Instruction: Give the number of lines that include the word "napját", and nothing else.

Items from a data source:
___

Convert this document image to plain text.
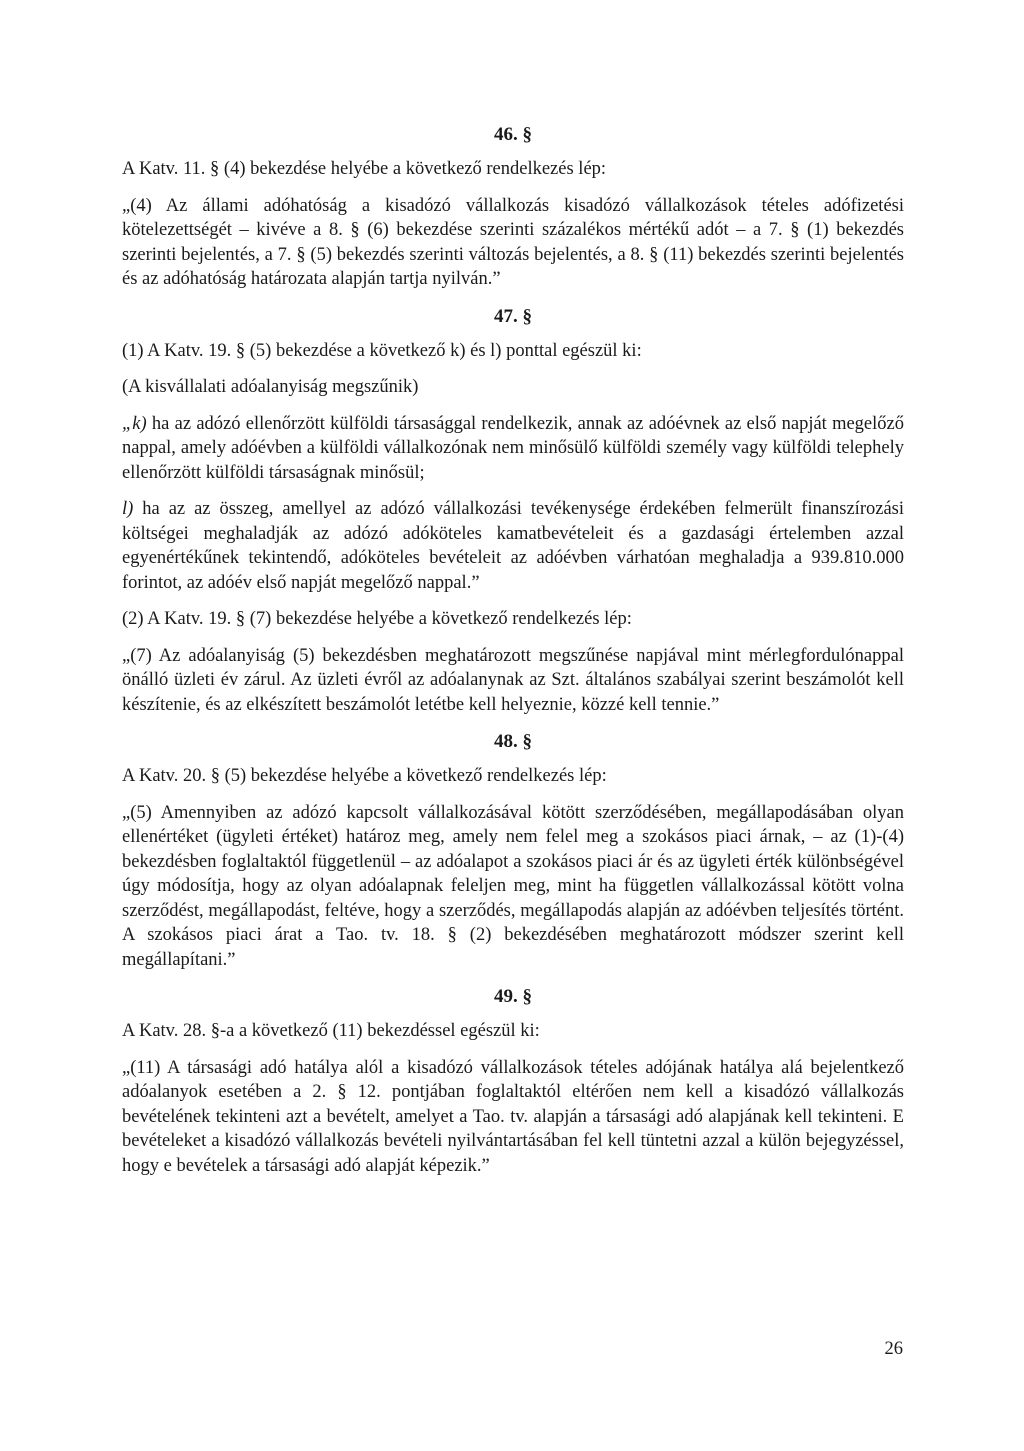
46. §
A Katv. 11. § (4) bekezdése helyébe a következő rendelkezés lép:
„(4) Az állami adóhatóság a kisadózó vállalkozás kisadózó vállalkozások tételes adófizetési kötelezettségét – kivéve a 8. § (6) bekezdése szerinti százalékos mértékű adót – a 7. § (1) bekezdés szerinti bejelentés, a 7. § (5) bekezdés szerinti változás bejelentés, a 8. § (11) bekezdés szerinti bejelentés és az adóhatóság határozata alapján tartja nyilván.”
47. §
(1) A Katv. 19. § (5) bekezdése a következő k) és l) ponttal egészül ki:
(A kisvállalati adóalanyiság megszűnik)
„k) ha az adózó ellenőrzött külföldi társasággal rendelkezik, annak az adóévnek az első napját megelőző nappal, amely adóévben a külföldi vállalkozónak nem minősülő külföldi személy vagy külföldi telephely ellenőrzött külföldi társaságnak minősül;
l) ha az az összeg, amellyel az adózó vállalkozási tevékenysége érdekében felmerült finanszírozási költségei meghaladják az adózó adóköteles kamatbevételeit és a gazdasági értelemben azzal egyenértékűnek tekintendő, adóköteles bevételeit az adóévben várhatóan meghaladja a 939.810.000 forintot, az adóév első napját megelőző nappal.”
(2) A Katv. 19. § (7) bekezdése helyébe a következő rendelkezés lép:
„(7) Az adóalanyiság (5) bekezdésben meghatározott megszűnése napjával mint mérlegfordulónappal önálló üzleti év zárul. Az üzleti évről az adóalanynak az Szt. általános szabályai szerint beszámolót kell készítenie, és az elkészített beszámolót letétbe kell helyeznie, közzé kell tennie.”
48. §
A Katv. 20. § (5) bekezdése helyébe a következő rendelkezés lép:
„(5) Amennyiben az adózó kapcsolt vállalkozásával kötött szerződésében, megállapodásában olyan ellenértéket (ügyleti értéket) határoz meg, amely nem felel meg a szokásos piaci árnak, – az (1)-(4) bekezdésben foglaltaktól függetlenül – az adóalapot a szokásos piaci ár és az ügyleti érték különbségével úgy módosítja, hogy az olyan adóalapnak feleljen meg, mint ha független vállalkozással kötött volna szerződést, megállapodást, feltéve, hogy a szerződés, megállapodás alapján az adóévben teljesítés történt. A szokásos piaci árat a Tao. tv. 18. § (2) bekezdésében meghatározott módszer szerint kell megállapítani.”
49. §
A Katv. 28. §-a a következő (11) bekezdéssel egészül ki:
„(11) A társasági adó hatálya alól a kisadózó vállalkozások tételes adójának hatálya alá bejelentkező adóalanyok esetében a 2. § 12. pontjában foglaltaktól eltérően nem kell a kisadózó vállalkozás bevételének tekinteni azt a bevételt, amelyet a Tao. tv. alapján a társasági adó alapjának kell tekinteni. E bevételeket a kisadózó vállalkozás bevételi nyilvántartásában fel kell tüntetni azzal a külön bejegyzéssel, hogy e bevételek a társasági adó alapját képezik.”
26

___

Complete answer: 2